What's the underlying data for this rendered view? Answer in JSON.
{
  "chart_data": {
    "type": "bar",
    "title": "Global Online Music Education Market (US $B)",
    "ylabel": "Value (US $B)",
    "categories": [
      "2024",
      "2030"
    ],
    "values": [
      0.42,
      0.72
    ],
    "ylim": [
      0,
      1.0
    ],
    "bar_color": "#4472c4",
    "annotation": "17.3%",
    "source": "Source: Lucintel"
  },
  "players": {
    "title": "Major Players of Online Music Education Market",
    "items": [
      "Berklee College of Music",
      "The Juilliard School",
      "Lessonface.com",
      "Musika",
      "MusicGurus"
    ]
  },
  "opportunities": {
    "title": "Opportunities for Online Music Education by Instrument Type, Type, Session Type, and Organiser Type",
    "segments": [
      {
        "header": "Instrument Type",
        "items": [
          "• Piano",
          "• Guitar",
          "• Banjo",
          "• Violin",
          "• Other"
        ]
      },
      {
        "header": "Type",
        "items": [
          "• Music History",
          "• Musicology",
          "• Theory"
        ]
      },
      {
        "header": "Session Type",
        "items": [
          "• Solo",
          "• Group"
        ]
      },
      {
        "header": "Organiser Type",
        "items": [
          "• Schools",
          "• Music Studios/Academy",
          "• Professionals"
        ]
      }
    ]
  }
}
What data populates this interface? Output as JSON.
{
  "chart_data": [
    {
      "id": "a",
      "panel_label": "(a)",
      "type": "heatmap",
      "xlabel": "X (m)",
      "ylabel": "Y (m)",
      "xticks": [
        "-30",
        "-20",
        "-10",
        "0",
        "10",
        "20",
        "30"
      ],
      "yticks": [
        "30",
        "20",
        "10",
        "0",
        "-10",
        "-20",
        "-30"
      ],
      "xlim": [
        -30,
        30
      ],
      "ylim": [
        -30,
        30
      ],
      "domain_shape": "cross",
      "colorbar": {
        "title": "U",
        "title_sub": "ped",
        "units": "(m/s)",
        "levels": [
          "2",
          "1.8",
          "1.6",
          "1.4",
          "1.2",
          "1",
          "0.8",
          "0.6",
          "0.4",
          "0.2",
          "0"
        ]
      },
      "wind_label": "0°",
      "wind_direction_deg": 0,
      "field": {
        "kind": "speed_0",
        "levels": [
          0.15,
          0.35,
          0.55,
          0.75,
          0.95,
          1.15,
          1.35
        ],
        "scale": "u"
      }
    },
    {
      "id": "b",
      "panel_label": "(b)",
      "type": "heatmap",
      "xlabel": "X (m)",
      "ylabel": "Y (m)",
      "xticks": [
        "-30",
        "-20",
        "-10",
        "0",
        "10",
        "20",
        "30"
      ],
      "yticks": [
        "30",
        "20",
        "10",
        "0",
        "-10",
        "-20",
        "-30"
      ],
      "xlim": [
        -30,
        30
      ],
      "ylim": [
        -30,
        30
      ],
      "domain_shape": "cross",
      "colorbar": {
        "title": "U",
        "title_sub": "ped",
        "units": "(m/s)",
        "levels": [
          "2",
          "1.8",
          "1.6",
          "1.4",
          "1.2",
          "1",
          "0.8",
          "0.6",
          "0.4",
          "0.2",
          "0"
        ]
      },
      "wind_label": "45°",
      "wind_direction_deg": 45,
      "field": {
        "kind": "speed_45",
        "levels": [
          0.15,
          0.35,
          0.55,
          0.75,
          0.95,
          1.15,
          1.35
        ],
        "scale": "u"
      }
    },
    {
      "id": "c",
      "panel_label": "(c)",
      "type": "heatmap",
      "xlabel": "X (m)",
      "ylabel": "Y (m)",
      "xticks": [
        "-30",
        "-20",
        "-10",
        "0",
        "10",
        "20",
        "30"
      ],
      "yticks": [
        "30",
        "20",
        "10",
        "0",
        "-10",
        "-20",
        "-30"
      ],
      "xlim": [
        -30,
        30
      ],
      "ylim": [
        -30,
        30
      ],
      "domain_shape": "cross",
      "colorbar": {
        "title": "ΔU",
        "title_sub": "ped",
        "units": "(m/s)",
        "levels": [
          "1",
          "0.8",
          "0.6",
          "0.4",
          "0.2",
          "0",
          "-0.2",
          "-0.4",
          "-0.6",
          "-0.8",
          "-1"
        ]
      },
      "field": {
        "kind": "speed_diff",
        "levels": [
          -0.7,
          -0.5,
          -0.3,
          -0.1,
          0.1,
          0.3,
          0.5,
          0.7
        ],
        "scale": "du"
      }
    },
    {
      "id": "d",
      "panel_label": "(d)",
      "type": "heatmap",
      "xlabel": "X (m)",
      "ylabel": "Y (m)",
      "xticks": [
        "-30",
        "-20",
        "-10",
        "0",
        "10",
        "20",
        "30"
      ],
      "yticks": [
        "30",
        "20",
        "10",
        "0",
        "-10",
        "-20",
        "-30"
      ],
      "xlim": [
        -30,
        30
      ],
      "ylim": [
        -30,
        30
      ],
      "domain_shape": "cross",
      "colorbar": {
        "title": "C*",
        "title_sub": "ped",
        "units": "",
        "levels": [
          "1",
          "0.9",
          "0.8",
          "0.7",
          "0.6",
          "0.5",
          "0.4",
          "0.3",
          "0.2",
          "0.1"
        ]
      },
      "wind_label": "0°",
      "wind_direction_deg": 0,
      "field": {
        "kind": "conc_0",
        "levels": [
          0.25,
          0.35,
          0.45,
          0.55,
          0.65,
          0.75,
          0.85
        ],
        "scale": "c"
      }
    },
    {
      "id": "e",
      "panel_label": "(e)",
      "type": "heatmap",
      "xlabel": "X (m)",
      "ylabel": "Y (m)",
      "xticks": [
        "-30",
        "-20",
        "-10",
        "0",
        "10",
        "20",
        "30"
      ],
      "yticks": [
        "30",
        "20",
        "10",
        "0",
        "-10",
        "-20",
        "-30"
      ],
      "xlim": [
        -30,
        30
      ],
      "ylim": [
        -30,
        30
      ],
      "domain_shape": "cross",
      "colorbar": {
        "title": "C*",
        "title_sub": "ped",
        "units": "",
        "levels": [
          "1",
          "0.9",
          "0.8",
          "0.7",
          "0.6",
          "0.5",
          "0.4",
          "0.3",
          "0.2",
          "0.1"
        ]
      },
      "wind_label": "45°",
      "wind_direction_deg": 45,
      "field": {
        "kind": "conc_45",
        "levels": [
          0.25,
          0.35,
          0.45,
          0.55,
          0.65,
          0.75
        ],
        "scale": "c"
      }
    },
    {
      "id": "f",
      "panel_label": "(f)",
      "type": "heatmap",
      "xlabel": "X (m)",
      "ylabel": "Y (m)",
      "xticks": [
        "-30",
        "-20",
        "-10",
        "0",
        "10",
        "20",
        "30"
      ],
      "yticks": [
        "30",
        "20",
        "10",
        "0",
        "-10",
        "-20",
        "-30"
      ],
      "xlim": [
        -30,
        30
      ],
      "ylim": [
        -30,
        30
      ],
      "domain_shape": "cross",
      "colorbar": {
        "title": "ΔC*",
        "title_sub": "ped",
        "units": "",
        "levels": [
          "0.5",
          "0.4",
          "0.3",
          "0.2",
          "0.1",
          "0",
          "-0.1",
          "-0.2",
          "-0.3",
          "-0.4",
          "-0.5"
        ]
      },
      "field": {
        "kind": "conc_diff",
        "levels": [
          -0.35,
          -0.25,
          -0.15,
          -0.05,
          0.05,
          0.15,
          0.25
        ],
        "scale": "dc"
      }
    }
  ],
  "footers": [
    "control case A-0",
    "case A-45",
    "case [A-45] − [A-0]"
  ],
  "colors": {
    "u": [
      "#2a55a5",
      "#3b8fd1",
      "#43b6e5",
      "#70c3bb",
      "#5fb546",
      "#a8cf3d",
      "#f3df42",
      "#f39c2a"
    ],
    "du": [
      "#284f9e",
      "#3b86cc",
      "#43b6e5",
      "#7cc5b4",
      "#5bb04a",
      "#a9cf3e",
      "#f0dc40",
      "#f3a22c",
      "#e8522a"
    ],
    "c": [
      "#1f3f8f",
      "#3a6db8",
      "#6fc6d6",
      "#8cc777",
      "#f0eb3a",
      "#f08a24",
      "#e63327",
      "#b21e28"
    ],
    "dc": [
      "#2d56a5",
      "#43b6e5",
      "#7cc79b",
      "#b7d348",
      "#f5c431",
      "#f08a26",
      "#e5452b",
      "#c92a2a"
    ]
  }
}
━━━━━━━━━━━━━━━━━━━━━━━━━━━━━━
Request:
Show the lines where the word "Online" appears in the entries.

Task solution:
    "title": "Global Online Music Education Market (US $B)",
    "title": "Major Players of Online Music Education Market",
    "title": "Opportunities for Online Music Education by Instrument Type, Type, Session Type, and Organiser Type",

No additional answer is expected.